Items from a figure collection

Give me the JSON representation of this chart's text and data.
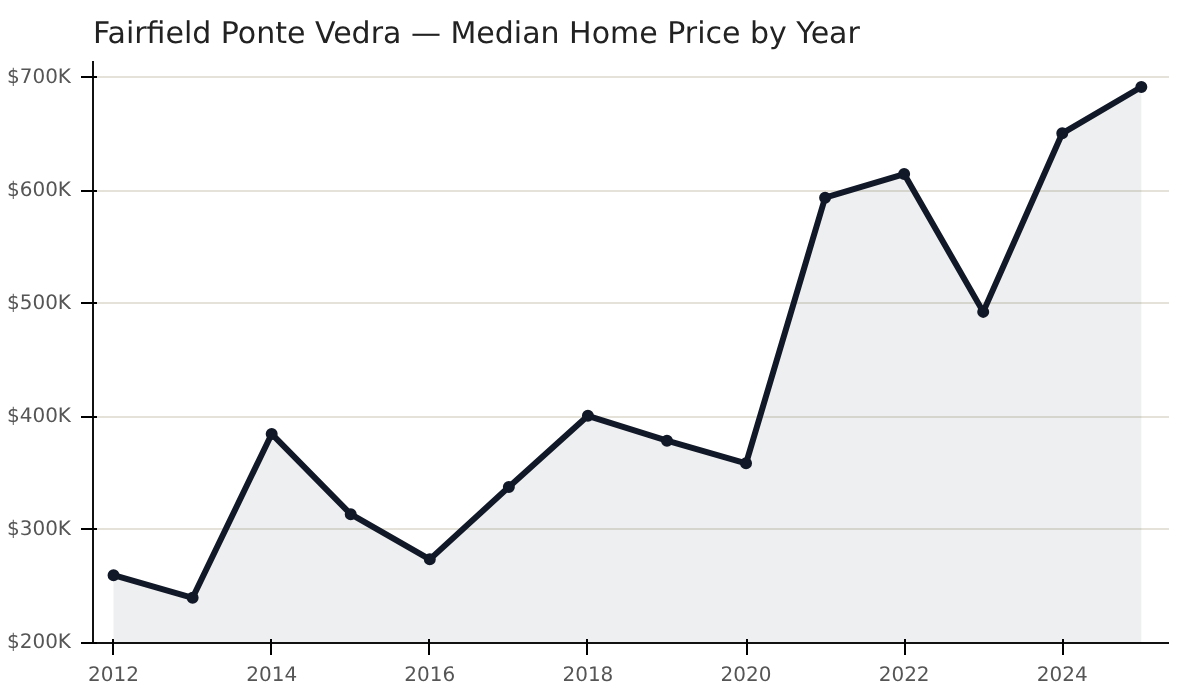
{
  "chart_data": {
    "type": "area",
    "title": "Fairfield Ponte Vedra — Median Home Price by Year",
    "x": [
      2012,
      2013,
      2014,
      2015,
      2016,
      2017,
      2018,
      2019,
      2020,
      2021,
      2022,
      2023,
      2024,
      2025
    ],
    "series": [
      {
        "color": "#111827",
        "values": [
          260000,
          240000,
          385000,
          314000,
          274000,
          338000,
          401000,
          379000,
          359000,
          594000,
          615000,
          493000,
          651000,
          692000
        ]
      }
    ],
    "xlim": [
      2011.74,
      2025.35
    ],
    "ylim": [
      200000,
      715000
    ],
    "xticks": [
      2012,
      2014,
      2016,
      2018,
      2020,
      2022,
      2024
    ],
    "yticks": [
      {
        "value": 200000,
        "label": "$200K"
      },
      {
        "value": 300000,
        "label": "$300K"
      },
      {
        "value": 400000,
        "label": "$400K"
      },
      {
        "value": 500000,
        "label": "$500K"
      },
      {
        "value": 600000,
        "label": "$600K"
      },
      {
        "value": 700000,
        "label": "$700K"
      }
    ],
    "grid": "y",
    "marker": "circle",
    "line_style": "solid"
  }
}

Work instructions —
All of the data needs repeating exactly, but the pictures do not.

Exercise output —
Give me the JSON representation of this chart's text and data.
{
  "chart_data": {
    "type": "area",
    "title": "Fairfield Ponte Vedra — Median Home Price by Year",
    "x": [
      2012,
      2013,
      2014,
      2015,
      2016,
      2017,
      2018,
      2019,
      2020,
      2021,
      2022,
      2023,
      2024,
      2025
    ],
    "series": [
      {
        "color": "#111827",
        "values": [
          260000,
          240000,
          385000,
          314000,
          274000,
          338000,
          401000,
          379000,
          359000,
          594000,
          615000,
          493000,
          651000,
          692000
        ]
      }
    ],
    "xlim": [
      2011.74,
      2025.35
    ],
    "ylim": [
      200000,
      715000
    ],
    "xticks": [
      2012,
      2014,
      2016,
      2018,
      2020,
      2022,
      2024
    ],
    "yticks": [
      {
        "value": 200000,
        "label": "$200K"
      },
      {
        "value": 300000,
        "label": "$300K"
      },
      {
        "value": 400000,
        "label": "$400K"
      },
      {
        "value": 500000,
        "label": "$500K"
      },
      {
        "value": 600000,
        "label": "$600K"
      },
      {
        "value": 700000,
        "label": "$700K"
      }
    ],
    "grid": "y",
    "marker": "circle",
    "line_style": "solid"
  }
}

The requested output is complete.